STATED TASK:
Report how many lines of the listing below include the word "программы". Give nothing but the number.

LISTED RECORDS:
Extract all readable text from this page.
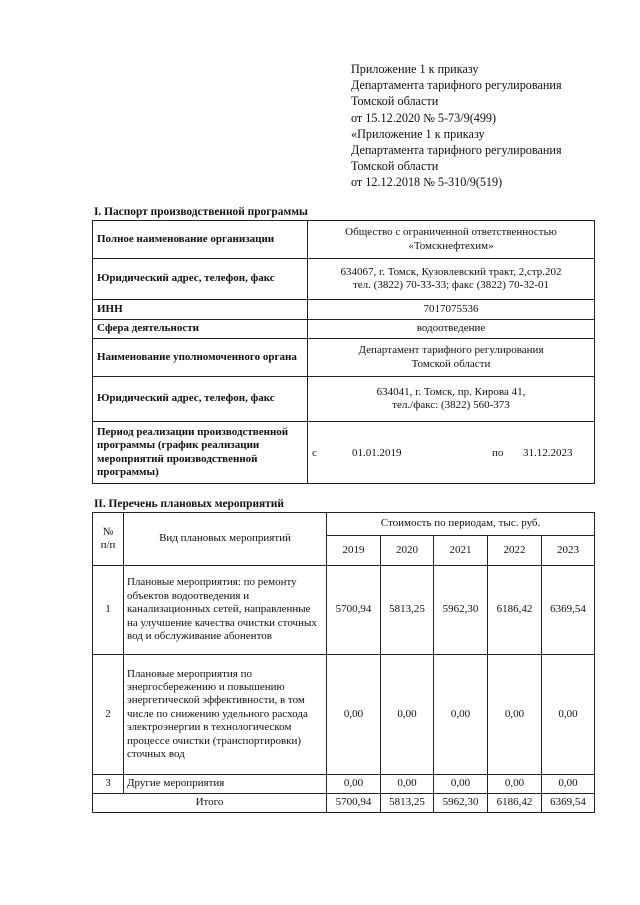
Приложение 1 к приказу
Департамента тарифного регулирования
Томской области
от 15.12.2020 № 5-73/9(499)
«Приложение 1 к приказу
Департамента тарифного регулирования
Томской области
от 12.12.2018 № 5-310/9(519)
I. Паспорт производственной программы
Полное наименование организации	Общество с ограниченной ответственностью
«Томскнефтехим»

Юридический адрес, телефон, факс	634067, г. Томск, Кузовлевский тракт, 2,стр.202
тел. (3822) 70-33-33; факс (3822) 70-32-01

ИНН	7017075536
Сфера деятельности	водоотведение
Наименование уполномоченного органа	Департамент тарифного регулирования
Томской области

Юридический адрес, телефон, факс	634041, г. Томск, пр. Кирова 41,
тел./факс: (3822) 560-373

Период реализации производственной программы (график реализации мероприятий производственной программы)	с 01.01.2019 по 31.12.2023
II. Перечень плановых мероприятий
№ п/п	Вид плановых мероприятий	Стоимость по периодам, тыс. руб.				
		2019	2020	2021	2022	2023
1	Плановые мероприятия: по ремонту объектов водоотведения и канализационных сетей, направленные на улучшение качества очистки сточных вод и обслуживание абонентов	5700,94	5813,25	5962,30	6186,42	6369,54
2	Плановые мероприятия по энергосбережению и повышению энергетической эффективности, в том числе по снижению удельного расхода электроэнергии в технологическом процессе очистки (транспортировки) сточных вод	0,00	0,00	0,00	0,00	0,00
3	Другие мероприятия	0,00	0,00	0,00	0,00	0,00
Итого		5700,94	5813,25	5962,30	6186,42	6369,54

...

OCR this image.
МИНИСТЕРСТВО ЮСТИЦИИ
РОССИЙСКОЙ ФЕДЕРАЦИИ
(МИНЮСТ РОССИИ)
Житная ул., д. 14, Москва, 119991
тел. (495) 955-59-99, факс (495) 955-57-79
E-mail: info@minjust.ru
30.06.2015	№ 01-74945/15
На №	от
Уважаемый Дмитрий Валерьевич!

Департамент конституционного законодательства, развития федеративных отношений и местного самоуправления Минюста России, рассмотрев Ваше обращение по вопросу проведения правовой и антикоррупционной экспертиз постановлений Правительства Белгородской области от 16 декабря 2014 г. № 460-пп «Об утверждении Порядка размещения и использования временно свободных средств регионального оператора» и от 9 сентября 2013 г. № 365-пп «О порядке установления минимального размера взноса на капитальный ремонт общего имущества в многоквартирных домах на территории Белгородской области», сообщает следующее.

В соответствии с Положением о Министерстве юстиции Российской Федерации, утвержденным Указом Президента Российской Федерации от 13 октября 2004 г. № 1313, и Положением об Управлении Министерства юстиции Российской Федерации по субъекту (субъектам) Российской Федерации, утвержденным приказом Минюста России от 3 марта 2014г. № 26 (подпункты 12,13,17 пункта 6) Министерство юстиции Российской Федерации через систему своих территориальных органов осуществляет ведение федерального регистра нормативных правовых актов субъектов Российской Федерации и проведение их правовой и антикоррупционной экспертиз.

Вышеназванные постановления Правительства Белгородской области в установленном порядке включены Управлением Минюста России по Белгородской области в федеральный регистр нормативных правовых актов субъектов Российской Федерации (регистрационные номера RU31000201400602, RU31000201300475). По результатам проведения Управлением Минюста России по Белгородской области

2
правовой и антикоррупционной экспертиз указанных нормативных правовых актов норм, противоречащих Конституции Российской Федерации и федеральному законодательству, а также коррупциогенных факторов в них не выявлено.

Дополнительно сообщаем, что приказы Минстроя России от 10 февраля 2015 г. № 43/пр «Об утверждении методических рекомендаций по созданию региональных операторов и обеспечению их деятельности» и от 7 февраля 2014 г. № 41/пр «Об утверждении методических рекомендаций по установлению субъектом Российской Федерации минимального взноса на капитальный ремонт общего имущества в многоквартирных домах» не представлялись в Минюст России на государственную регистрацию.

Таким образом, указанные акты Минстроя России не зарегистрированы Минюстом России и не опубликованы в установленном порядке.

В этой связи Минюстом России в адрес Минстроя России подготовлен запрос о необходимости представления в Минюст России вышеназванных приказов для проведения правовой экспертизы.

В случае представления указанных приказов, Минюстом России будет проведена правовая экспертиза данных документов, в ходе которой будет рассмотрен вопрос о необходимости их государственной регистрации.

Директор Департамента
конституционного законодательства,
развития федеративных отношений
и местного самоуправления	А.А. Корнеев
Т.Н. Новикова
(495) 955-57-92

TASK ANSWER:
2